Instructions to follow: Copy each line of the entries that contains the word "this".

Entries taken from a collection:

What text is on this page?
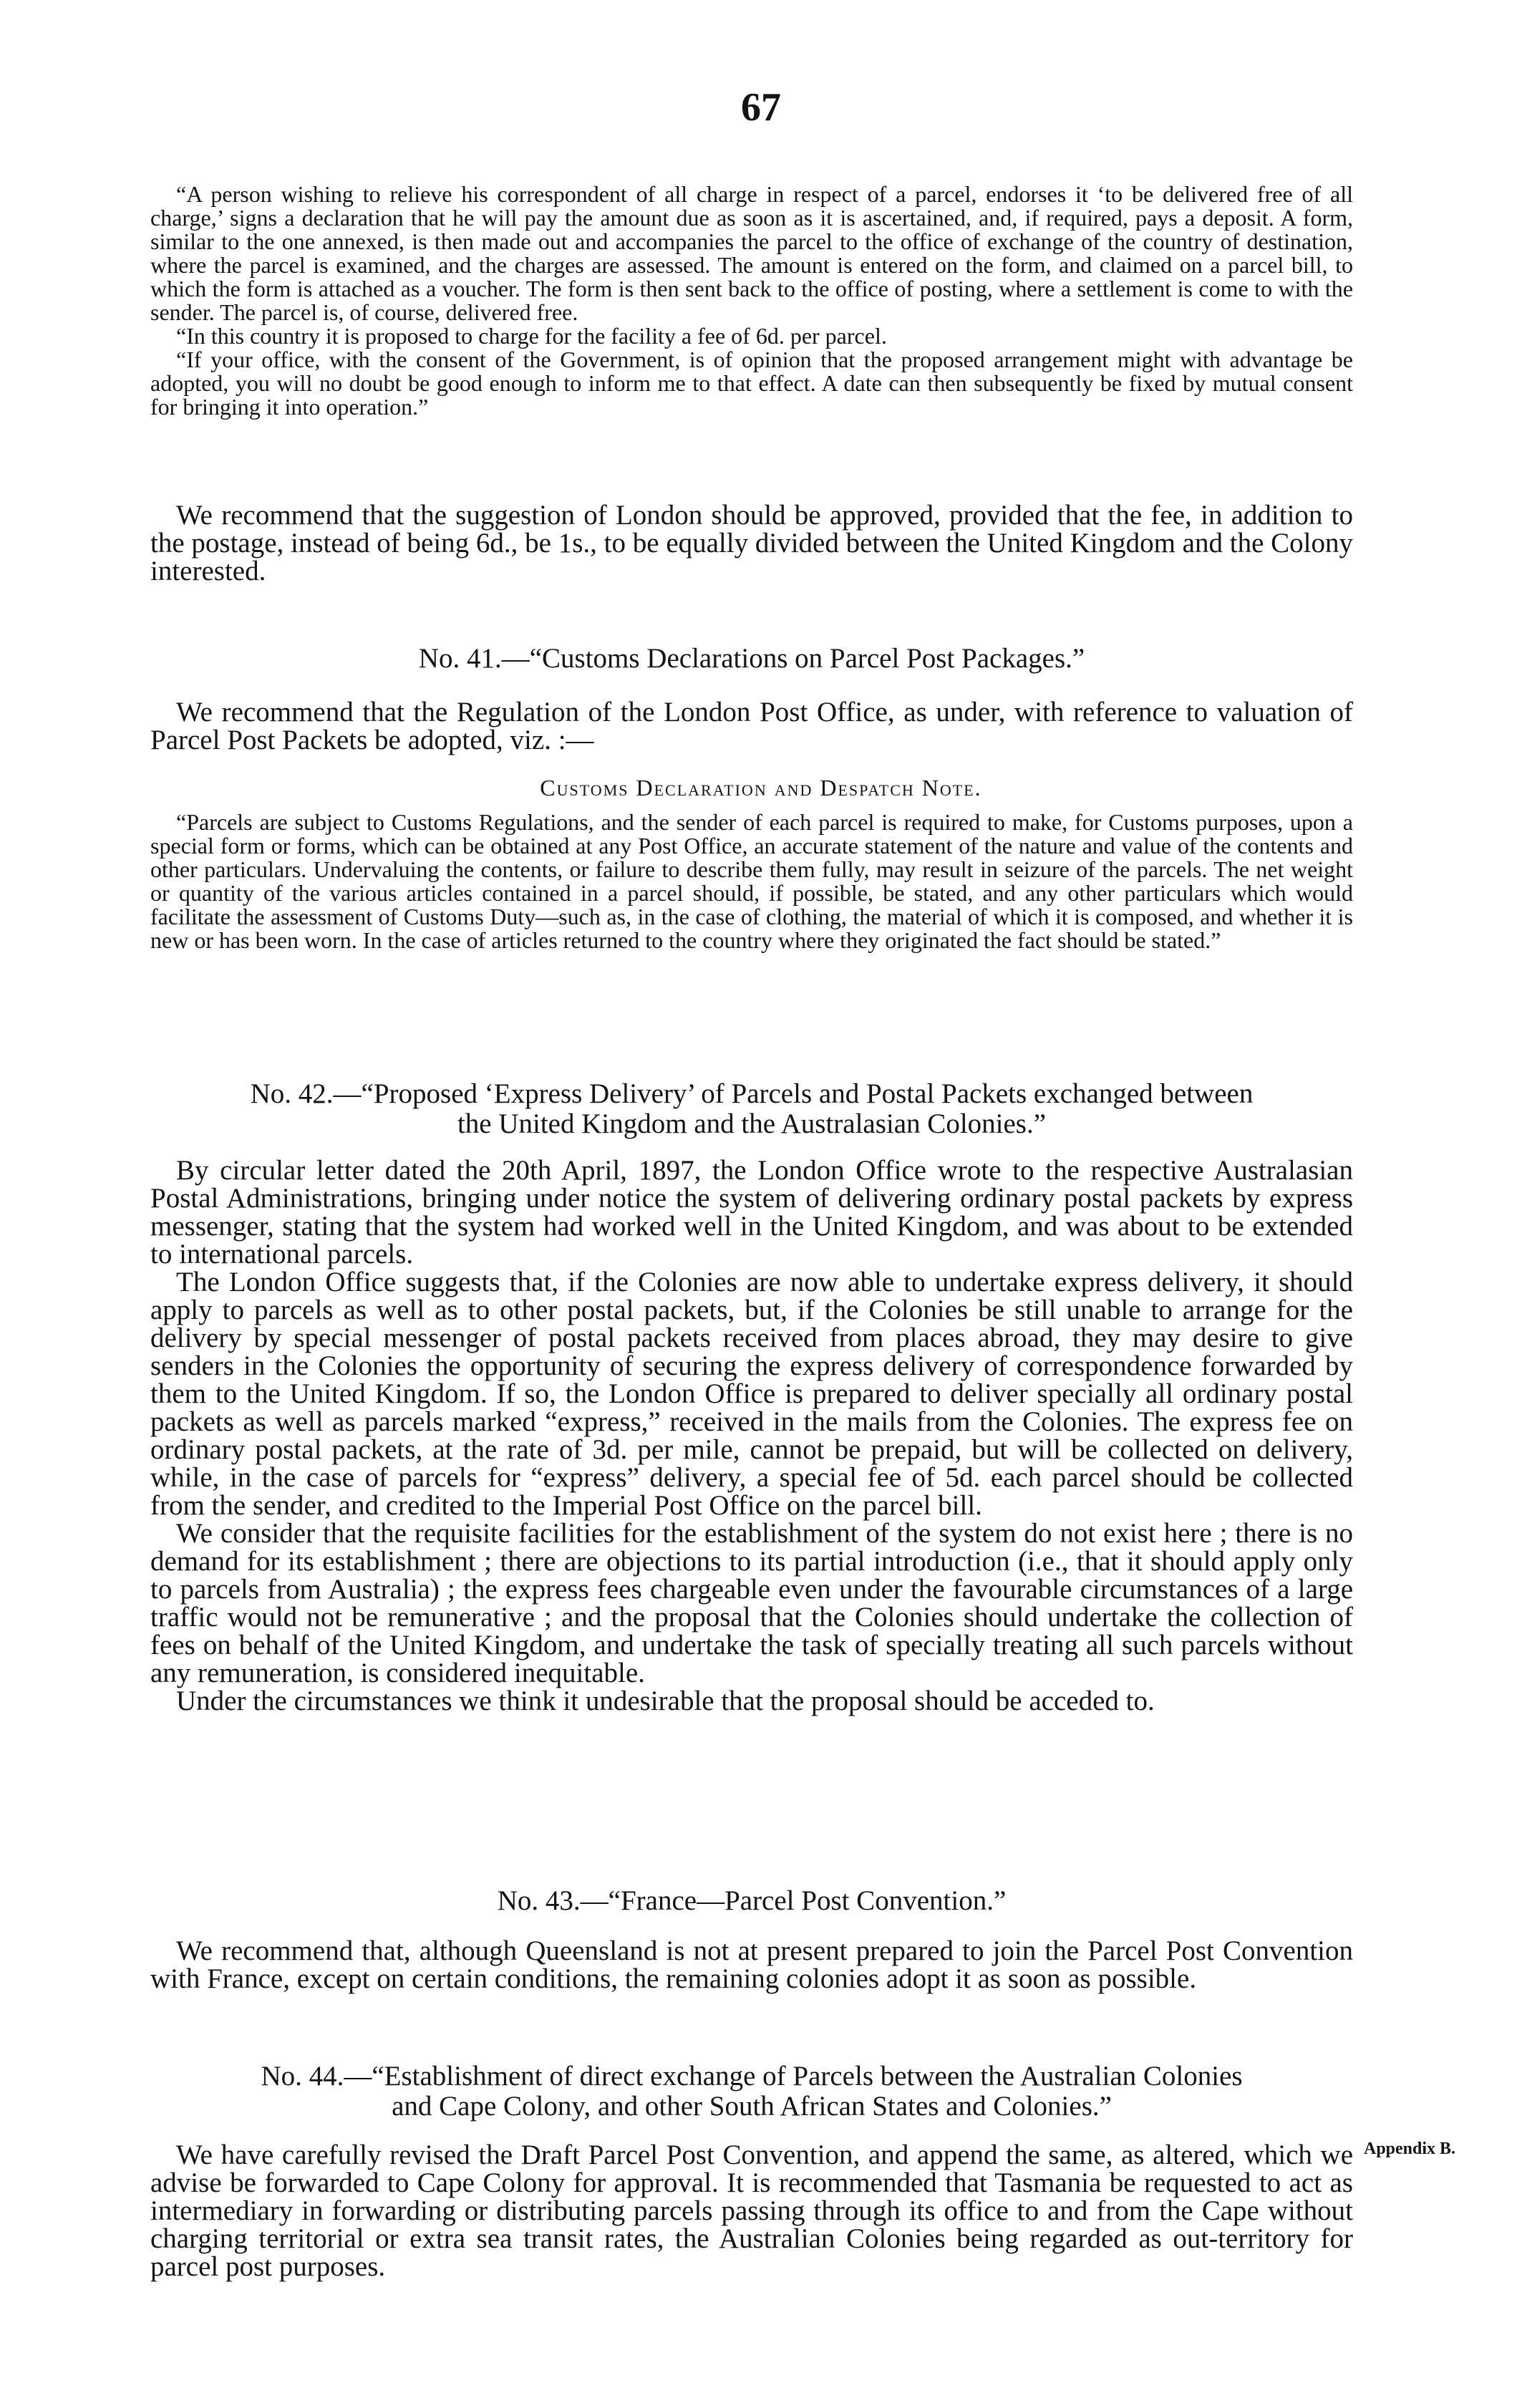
67

“A person wishing to relieve his correspondent of all charge in respect of a parcel, endorses it ‘to be delivered free of all charge,’ signs a declaration that he will pay the amount due as soon as it is ascertained, and, if required, pays a deposit. A form, similar to the one annexed, is then made out and accompanies the parcel to the office of exchange of the country of destination, where the parcel is examined, and the charges are assessed. The amount is entered on the form, and claimed on a parcel bill, to which the form is attached as a voucher. The form is then sent back to the office of posting, where a settlement is come to with the sender. The parcel is, of course, delivered free.

“In this country it is proposed to charge for the facility a fee of 6d. per parcel.

“If your office, with the consent of the Government, is of opinion that the proposed arrangement might with advantage be adopted, you will no doubt be good enough to inform me to that effect. A date can then subsequently be fixed by mutual consent for bringing it into operation.”

We recommend that the suggestion of London should be approved, provided that the fee, in addition to the postage, instead of being 6d., be 1s., to be equally divided between the United Kingdom and the Colony interested.

No. 41.—“Customs Declarations on Parcel Post Packages.”

We recommend that the Regulation of the London Post Office, as under, with reference to valuation of Parcel Post Packets be adopted, viz. :—

Customs Declaration and Despatch Note.

“Parcels are subject to Customs Regulations, and the sender of each parcel is required to make, for Customs purposes, upon a special form or forms, which can be obtained at any Post Office, an accurate statement of the nature and value of the contents and other particulars. Undervaluing the contents, or failure to describe them fully, may result in seizure of the parcels. The net weight or quantity of the various articles contained in a parcel should, if possible, be stated, and any other particulars which would facilitate the assessment of Customs Duty—such as, in the case of clothing, the material of which it is composed, and whether it is new or has been worn. In the case of articles returned to the country where they originated the fact should be stated.”

No. 42.—“Proposed ‘Express Delivery’ of Parcels and Postal Packets exchanged between
the United Kingdom and the Australasian Colonies.”

By circular letter dated the 20th April, 1897, the London Office wrote to the respective Australasian Postal Administrations, bringing under notice the system of delivering ordinary postal packets by express messenger, stating that the system had worked well in the United Kingdom, and was about to be extended to international parcels.

The London Office suggests that, if the Colonies are now able to undertake express delivery, it should apply to parcels as well as to other postal packets, but, if the Colonies be still unable to arrange for the delivery by special messenger of postal packets received from places abroad, they may desire to give senders in the Colonies the opportunity of securing the express delivery of correspondence forwarded by them to the United Kingdom. If so, the London Office is prepared to deliver specially all ordinary postal packets as well as parcels marked “express,” received in the mails from the Colonies. The express fee on ordinary postal packets, at the rate of 3d. per mile, cannot be prepaid, but will be collected on delivery, while, in the case of parcels for “express” delivery, a special fee of 5d. each parcel should be collected from the sender, and credited to the Imperial Post Office on the parcel bill.

We consider that the requisite facilities for the establishment of the system do not exist here ; there is no demand for its establishment ; there are objections to its partial introduction (i.e., that it should apply only to parcels from Australia) ; the express fees chargeable even under the favourable circumstances of a large traffic would not be remunerative ; and the proposal that the Colonies should undertake the collection of fees on behalf of the United Kingdom, and undertake the task of specially treating all such parcels without any remuneration, is considered inequitable.

Under the circumstances we think it undesirable that the proposal should be acceded to.

No. 43.—“France—Parcel Post Convention.”

We recommend that, although Queensland is not at present prepared to join the Parcel Post Convention with France, except on certain conditions, the remaining colonies adopt it as soon as possible.

No. 44.—“Establishment of direct exchange of Parcels between the Australian Colonies
and Cape Colony, and other South African States and Colonies.”

We have carefully revised the Draft Parcel Post Convention, and append the same, as altered, which we advise be forwarded to Cape Colony for approval. It is recommended that Tasmania be requested to act as intermediary in forwarding or distributing parcels passing through its office to and from the Cape without charging territorial or extra sea transit rates, the Australian Colonies being regarded as out-territory for parcel post purposes.

Appendix B.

Complete response:
What text is on this page?
“In this country it is proposed to charge for the facility a fee of 6d. per parcel.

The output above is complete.